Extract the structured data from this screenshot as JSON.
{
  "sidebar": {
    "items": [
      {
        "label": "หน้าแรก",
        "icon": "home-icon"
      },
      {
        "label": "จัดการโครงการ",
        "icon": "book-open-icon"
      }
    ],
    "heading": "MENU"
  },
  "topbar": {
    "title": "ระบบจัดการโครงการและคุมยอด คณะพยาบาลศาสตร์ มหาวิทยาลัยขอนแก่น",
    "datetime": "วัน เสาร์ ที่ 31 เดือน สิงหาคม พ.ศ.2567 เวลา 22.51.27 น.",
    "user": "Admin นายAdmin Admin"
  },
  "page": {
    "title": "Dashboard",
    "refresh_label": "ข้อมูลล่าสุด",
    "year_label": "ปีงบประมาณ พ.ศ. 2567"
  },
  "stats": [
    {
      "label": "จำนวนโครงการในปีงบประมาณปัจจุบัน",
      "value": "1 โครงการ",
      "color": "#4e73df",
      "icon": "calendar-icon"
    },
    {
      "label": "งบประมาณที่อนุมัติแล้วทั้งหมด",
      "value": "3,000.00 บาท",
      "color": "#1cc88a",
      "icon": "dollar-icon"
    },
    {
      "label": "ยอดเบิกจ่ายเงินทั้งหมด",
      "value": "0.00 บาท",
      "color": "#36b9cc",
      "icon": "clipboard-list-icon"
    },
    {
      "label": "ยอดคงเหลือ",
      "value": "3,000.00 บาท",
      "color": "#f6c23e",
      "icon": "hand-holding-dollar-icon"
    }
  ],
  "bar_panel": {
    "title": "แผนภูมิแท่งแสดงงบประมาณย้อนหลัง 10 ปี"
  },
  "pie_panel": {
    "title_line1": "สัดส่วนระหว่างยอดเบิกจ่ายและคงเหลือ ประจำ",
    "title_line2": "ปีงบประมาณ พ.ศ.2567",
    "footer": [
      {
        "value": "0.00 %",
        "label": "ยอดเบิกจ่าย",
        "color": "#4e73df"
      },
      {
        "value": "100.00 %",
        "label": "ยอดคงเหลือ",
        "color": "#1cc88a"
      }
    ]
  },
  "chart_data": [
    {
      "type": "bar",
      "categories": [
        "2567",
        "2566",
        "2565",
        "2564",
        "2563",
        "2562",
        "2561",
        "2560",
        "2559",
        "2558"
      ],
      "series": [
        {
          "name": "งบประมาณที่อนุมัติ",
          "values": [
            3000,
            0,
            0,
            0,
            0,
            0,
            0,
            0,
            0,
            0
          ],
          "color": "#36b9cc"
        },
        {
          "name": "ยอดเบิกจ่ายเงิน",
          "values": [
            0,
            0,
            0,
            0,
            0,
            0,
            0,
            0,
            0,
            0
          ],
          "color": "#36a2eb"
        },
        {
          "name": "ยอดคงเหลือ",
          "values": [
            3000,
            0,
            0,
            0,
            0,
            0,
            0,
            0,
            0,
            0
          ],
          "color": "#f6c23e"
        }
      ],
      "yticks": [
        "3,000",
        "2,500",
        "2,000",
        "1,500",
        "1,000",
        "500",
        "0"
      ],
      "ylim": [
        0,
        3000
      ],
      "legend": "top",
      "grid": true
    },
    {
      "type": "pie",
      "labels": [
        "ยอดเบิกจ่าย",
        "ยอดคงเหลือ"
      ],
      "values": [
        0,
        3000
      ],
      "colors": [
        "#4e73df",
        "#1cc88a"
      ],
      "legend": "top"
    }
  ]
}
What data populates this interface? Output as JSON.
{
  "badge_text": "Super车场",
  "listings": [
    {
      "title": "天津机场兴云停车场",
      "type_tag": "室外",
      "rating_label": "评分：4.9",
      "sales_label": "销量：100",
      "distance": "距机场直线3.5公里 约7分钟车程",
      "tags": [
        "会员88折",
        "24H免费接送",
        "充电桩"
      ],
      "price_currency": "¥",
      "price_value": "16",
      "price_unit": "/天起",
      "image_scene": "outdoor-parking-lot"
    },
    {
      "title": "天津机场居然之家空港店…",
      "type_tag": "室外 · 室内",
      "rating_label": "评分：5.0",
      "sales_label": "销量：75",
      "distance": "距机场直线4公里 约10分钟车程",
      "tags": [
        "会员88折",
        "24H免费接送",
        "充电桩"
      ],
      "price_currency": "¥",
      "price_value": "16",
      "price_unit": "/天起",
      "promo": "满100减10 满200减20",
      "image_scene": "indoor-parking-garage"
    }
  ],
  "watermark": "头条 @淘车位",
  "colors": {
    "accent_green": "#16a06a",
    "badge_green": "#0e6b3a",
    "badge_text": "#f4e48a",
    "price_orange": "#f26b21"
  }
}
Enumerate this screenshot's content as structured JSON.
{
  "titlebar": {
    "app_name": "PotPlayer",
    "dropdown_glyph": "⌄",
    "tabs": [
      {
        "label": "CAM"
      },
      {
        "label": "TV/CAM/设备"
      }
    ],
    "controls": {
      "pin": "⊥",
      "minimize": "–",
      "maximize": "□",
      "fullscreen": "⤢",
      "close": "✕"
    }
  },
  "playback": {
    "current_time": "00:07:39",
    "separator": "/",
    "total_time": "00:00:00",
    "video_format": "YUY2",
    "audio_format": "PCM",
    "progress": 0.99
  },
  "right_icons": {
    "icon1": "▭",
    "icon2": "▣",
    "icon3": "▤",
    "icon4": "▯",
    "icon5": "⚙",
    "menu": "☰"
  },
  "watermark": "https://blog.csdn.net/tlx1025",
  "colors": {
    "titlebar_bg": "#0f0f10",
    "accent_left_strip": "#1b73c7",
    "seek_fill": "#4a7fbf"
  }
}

·····

REQUIRED TASK
Show every line that contains the word "งหมด".

ANSWER TO THE EXERCISE
      "label": "งบประมาณที่อนุมัติแล้วทั้งหมด",
      "label": "ยอดเบิกจ่ายเงินทั้งหมด",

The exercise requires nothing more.